(Items from a figure collection)

──────────────────────────────

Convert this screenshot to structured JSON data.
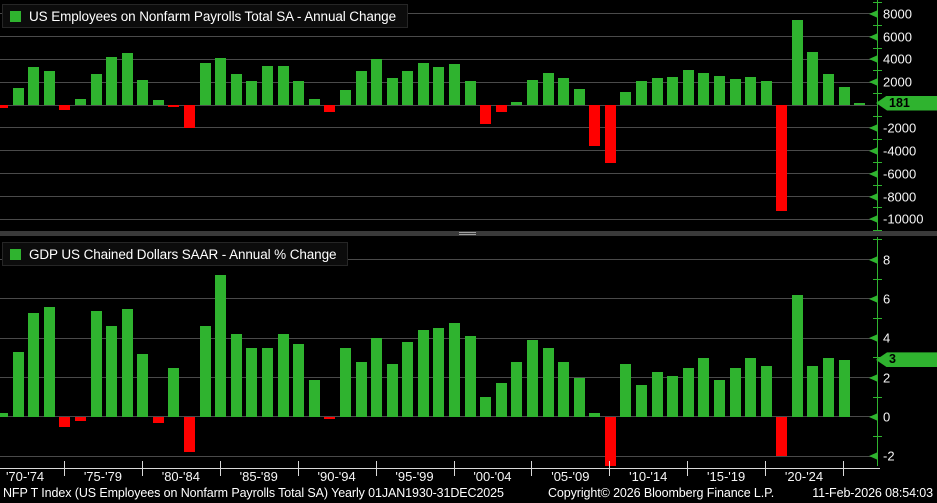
{
  "colors": {
    "background": "#000000",
    "positive_bar": "#2fb32f",
    "negative_bar": "#ff0000",
    "gridline": "#4a4a4a",
    "axis_green": "#2fb32f",
    "tag_bg": "#2fb32f",
    "tag_text": "#000000",
    "text": "#ffffff"
  },
  "chart_data": [
    {
      "type": "bar",
      "title": "US Employees on Nonfarm Payrolls Total SA - Annual Change",
      "x_start": 1970,
      "values": [
        -250,
        1500,
        3350,
        3000,
        -400,
        500,
        2700,
        4250,
        4550,
        2200,
        450,
        -200,
        -2050,
        3650,
        4100,
        2700,
        2150,
        3400,
        3450,
        2100,
        500,
        -600,
        1300,
        3000,
        4000,
        2400,
        3000,
        3650,
        3300,
        3600,
        2150,
        -1650,
        -600,
        300,
        2200,
        2800,
        2350,
        1400,
        -3550,
        -5050,
        1150,
        2150,
        2400,
        2500,
        3100,
        2850,
        2550,
        2300,
        2500,
        2150,
        -9300,
        7450,
        4650,
        2700,
        1550,
        181
      ],
      "yticks": [
        8000,
        6000,
        4000,
        2000,
        -2000,
        -4000,
        -6000,
        -8000,
        -10000
      ],
      "ylim": [
        -11200,
        9200
      ],
      "grid_zero": true,
      "last_value": 181,
      "last_label": "181"
    },
    {
      "type": "bar",
      "title": "GDP US Chained Dollars SAAR - Annual % Change",
      "x_start": 1970,
      "values": [
        0.2,
        3.3,
        5.3,
        5.6,
        -0.5,
        -0.2,
        5.4,
        4.6,
        5.5,
        3.2,
        -0.3,
        2.5,
        -1.8,
        4.6,
        7.2,
        4.2,
        3.5,
        3.5,
        4.2,
        3.7,
        1.9,
        -0.1,
        3.5,
        2.8,
        4.0,
        2.7,
        3.8,
        4.4,
        4.5,
        4.8,
        4.1,
        1.0,
        1.7,
        2.8,
        3.9,
        3.5,
        2.8,
        2.0,
        0.2,
        -2.6,
        2.7,
        1.6,
        2.3,
        2.1,
        2.5,
        3.0,
        1.9,
        2.5,
        3.0,
        2.6,
        -2.0,
        6.2,
        2.6,
        3.0,
        2.9
      ],
      "yticks": [
        8,
        6,
        4,
        2,
        0,
        -2
      ],
      "ylim": [
        -2.5,
        9.15
      ],
      "grid_zero": true,
      "last_value": 2.9,
      "last_label": "3"
    }
  ],
  "xaxis": {
    "labels": [
      "'70-'74",
      "'75-'79",
      "'80-'84",
      "'85-'89",
      "'90-'94",
      "'95-'99",
      "'00-'04",
      "'05-'09",
      "'10-'14",
      "'15-'19",
      "'20-'24"
    ]
  },
  "footer": {
    "left": "NFP T Index (US Employees on Nonfarm Payrolls Total SA) Yearly 01JAN1930-31DEC2025",
    "copyright": "Copyright© 2026 Bloomberg Finance L.P.",
    "timestamp": "11-Feb-2026 08:54:03"
  }
}
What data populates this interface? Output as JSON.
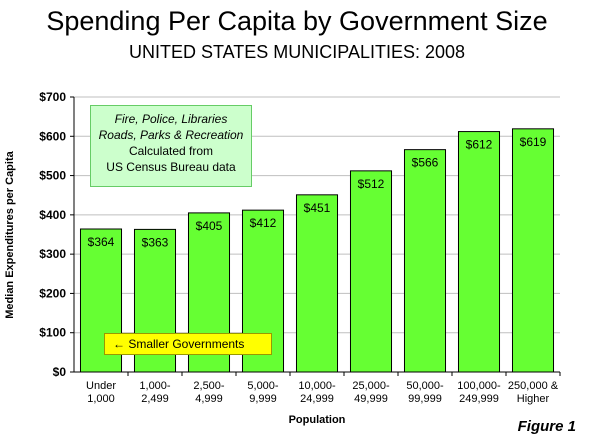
{
  "header": {
    "title": "Spending Per Capita by Government Size",
    "subtitle": "UNITED STATES MUNICIPALITIES: 2008"
  },
  "note_box": {
    "line1": "Fire, Police, Libraries",
    "line2": "Roads, Parks & Recreation",
    "line3": "Calculated from",
    "line4": "US Census Bureau data"
  },
  "small_gov_label": "← Smaller Governments",
  "figure_label": "Figure 1",
  "colors": {
    "bar_fill": "#66ff33",
    "bar_stroke": "#000000",
    "note_bg": "#ccffcc",
    "callout_bg": "#ffff00",
    "grid": "#bfbfbf"
  },
  "chart_data": {
    "type": "bar",
    "title": "Spending Per Capita by Government Size",
    "subtitle": "UNITED STATES MUNICIPALITIES: 2008",
    "xlabel": "Population",
    "ylabel": "Median Expenditures per Capita",
    "categories": [
      [
        "Under",
        "1,000"
      ],
      [
        "1,000-",
        "2,499"
      ],
      [
        "2,500-",
        "4,999"
      ],
      [
        "5,000-",
        "9,999"
      ],
      [
        "10,000-",
        "24,999"
      ],
      [
        "25,000-",
        "49,999"
      ],
      [
        "50,000-",
        "99,999"
      ],
      [
        "100,000-",
        "249,999"
      ],
      [
        "250,000 &",
        "Higher"
      ]
    ],
    "values": [
      364,
      363,
      405,
      412,
      451,
      512,
      566,
      612,
      619
    ],
    "value_labels": [
      "$364",
      "$363",
      "$405",
      "$412",
      "$451",
      "$512",
      "$566",
      "$612",
      "$619"
    ],
    "ylim": [
      0,
      700
    ],
    "yticks": [
      0,
      100,
      200,
      300,
      400,
      500,
      600,
      700
    ],
    "ytick_labels": [
      "$0",
      "$100",
      "$200",
      "$300",
      "$400",
      "$500",
      "$600",
      "$700"
    ],
    "grid": true,
    "legend": "none"
  }
}
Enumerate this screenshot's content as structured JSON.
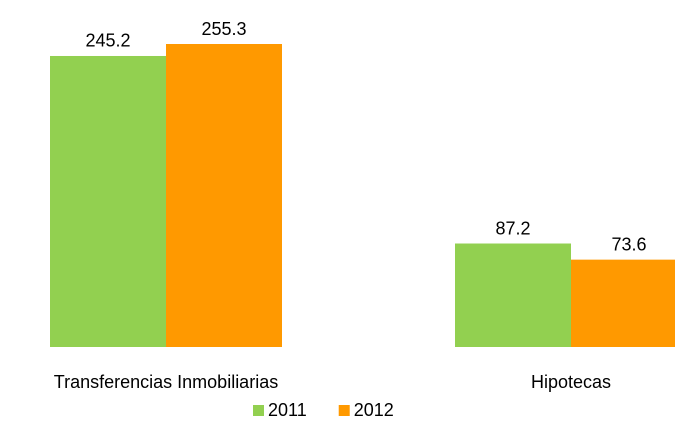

──────────────────────────────

◆ **WORK TO BE COMPLETED**
Write down every line of the data above that includes the string "Payrolls".

◆ **PROBLEM SOLUTION**
      "title": "US Employees on Nonfarm Payrolls Total SA - Annual Change",
    "left": "NFP T Index (US Employees on Nonfarm Payrolls Total SA) Yearly 01JAN1930-31DEC2025",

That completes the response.